# THE TASK:
Determine how many lines carry the word "color". Output that number only.
** start of RECORDS TO USE **
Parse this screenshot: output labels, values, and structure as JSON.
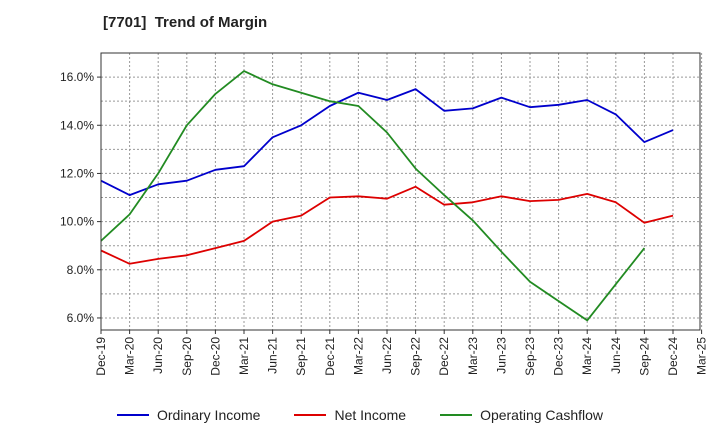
{
  "chart_data": {
    "type": "line",
    "title": "[7701]  Trend of Margin",
    "categories": [
      "Dec-19",
      "Mar-20",
      "Jun-20",
      "Sep-20",
      "Dec-20",
      "Mar-21",
      "Jun-21",
      "Sep-21",
      "Dec-21",
      "Mar-22",
      "Jun-22",
      "Sep-22",
      "Dec-22",
      "Mar-23",
      "Jun-23",
      "Sep-23",
      "Dec-23",
      "Mar-24",
      "Jun-24",
      "Sep-24",
      "Dec-24",
      "Mar-25"
    ],
    "y_ticks": [
      "6.0%",
      "8.0%",
      "10.0%",
      "12.0%",
      "14.0%",
      "16.0%"
    ],
    "ylim": [
      5.5,
      17.0
    ],
    "grid": true,
    "legend_position": "bottom",
    "series": [
      {
        "name": "Ordinary Income",
        "color": "#0000cc",
        "values": [
          11.7,
          11.1,
          11.55,
          11.7,
          12.15,
          12.3,
          13.5,
          14.0,
          14.8,
          15.35,
          15.05,
          15.5,
          14.6,
          14.7,
          15.15,
          14.75,
          14.85,
          15.05,
          14.45,
          13.3,
          13.8,
          null
        ]
      },
      {
        "name": "Net Income",
        "color": "#dd0000",
        "values": [
          8.8,
          8.25,
          8.45,
          8.6,
          8.9,
          9.2,
          10.0,
          10.25,
          11.0,
          11.05,
          10.95,
          11.45,
          10.7,
          10.8,
          11.05,
          10.85,
          10.9,
          11.15,
          10.8,
          9.95,
          10.25,
          null
        ]
      },
      {
        "name": "Operating Cashflow",
        "color": "#228b22",
        "values": [
          9.2,
          10.3,
          12.0,
          14.0,
          15.3,
          16.25,
          15.7,
          15.35,
          15.0,
          14.8,
          13.7,
          12.2,
          11.1,
          10.05,
          8.75,
          7.5,
          6.7,
          5.9,
          7.4,
          8.9,
          null,
          null
        ]
      }
    ]
  }
}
** end of RECORDS TO USE **
# ANSWER BELOW:
3